AIM
Copy out each line that mentions the word "text".

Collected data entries
◆ ◆ ◆
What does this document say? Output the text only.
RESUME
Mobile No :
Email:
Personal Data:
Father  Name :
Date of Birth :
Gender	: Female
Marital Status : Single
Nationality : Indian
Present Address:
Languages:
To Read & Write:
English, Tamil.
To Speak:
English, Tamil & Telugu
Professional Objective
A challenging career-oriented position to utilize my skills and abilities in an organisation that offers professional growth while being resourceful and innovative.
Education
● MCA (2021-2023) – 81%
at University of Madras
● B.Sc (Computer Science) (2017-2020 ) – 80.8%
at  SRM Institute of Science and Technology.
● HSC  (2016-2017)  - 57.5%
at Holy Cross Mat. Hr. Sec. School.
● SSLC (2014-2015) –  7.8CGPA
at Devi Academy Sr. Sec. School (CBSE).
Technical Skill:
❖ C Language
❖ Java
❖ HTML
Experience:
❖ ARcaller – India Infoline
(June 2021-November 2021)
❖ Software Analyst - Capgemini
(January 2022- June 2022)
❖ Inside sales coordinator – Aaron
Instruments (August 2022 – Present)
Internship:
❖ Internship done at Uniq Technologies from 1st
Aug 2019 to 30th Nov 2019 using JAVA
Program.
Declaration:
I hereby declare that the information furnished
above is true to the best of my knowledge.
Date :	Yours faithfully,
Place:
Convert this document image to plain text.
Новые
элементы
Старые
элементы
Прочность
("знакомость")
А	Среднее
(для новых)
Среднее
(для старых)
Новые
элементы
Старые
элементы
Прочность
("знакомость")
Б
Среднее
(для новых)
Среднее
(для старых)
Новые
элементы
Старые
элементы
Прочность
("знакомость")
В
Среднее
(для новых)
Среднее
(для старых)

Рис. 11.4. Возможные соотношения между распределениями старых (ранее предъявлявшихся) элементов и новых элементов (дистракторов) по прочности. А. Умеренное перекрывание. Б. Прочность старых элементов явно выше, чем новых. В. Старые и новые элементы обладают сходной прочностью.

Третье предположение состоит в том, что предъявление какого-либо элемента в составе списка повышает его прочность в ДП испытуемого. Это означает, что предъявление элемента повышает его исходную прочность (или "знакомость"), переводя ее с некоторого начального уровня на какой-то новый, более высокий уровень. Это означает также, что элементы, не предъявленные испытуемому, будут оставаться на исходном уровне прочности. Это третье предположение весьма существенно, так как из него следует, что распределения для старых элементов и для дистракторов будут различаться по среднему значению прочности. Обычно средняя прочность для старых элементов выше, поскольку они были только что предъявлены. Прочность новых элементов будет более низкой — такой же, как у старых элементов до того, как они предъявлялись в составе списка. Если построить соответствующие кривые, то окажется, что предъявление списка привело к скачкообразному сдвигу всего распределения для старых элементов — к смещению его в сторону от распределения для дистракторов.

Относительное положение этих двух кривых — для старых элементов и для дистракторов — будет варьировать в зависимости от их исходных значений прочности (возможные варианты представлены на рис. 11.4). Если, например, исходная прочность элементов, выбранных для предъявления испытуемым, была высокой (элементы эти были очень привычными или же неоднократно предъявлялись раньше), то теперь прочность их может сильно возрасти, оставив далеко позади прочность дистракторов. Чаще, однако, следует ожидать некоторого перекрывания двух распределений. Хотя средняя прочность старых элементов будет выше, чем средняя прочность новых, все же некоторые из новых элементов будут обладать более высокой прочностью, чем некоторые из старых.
◆ ◆ ◆
EXPECTED ANSWER
What does this document say? Output the text only.
Convert this document image to plain text.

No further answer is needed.